▶ [Excerpted data]:
----
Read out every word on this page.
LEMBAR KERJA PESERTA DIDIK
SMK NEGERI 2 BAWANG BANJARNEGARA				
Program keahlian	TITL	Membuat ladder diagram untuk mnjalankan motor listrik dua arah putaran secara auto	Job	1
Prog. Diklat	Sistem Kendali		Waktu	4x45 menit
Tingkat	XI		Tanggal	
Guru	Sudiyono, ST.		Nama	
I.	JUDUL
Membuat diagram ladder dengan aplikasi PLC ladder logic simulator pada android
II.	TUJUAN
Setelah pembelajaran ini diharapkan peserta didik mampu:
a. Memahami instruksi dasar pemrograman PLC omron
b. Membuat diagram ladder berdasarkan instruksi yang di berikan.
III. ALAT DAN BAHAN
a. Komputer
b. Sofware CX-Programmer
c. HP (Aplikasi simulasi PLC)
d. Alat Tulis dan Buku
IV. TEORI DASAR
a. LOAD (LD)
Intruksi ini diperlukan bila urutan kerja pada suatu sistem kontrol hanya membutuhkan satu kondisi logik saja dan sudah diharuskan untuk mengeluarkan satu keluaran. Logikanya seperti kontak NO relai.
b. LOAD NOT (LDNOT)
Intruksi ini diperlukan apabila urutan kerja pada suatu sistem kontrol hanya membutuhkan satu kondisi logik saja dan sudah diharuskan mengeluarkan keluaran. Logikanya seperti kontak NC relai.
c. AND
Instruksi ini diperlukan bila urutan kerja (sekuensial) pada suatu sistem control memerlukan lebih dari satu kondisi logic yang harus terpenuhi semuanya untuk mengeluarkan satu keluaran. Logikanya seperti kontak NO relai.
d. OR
----
▶ [Directive]:
Reproduce the complete set of lines precisely as supplied.

▶ [Response below]:
Read out every word on this page.
LEMBAR KERJA PESERTA DIDIK
SMK NEGERI 2 BAWANG BANJARNEGARA				
Program keahlian	TITL	Membuat ladder diagram untuk mnjalankan motor listrik dua arah putaran secara auto	Job	1
Prog. Diklat	Sistem Kendali		Waktu	4x45 menit
Tingkat	XI		Tanggal	
Guru	Sudiyono, ST.		Nama	
I.	JUDUL
Membuat diagram ladder dengan aplikasi PLC ladder logic simulator pada android
II.	TUJUAN
Setelah pembelajaran ini diharapkan peserta didik mampu:
a. Memahami instruksi dasar pemrograman PLC omron
b. Membuat diagram ladder berdasarkan instruksi yang di berikan.
III. ALAT DAN BAHAN
a. Komputer
b. Sofware CX-Programmer
c. HP (Aplikasi simulasi PLC)
d. Alat Tulis dan Buku
IV. TEORI DASAR
a. LOAD (LD)
Intruksi ini diperlukan bila urutan kerja pada suatu sistem kontrol hanya membutuhkan satu kondisi logik saja dan sudah diharuskan untuk mengeluarkan satu keluaran. Logikanya seperti kontak NO relai.
b. LOAD NOT (LDNOT)
Intruksi ini diperlukan apabila urutan kerja pada suatu sistem kontrol hanya membutuhkan satu kondisi logik saja dan sudah diharuskan mengeluarkan keluaran. Logikanya seperti kontak NC relai.
c. AND
Instruksi ini diperlukan bila urutan kerja (sekuensial) pada suatu sistem control memerlukan lebih dari satu kondisi logic yang harus terpenuhi semuanya untuk mengeluarkan satu keluaran. Logikanya seperti kontak NO relai.
d. OR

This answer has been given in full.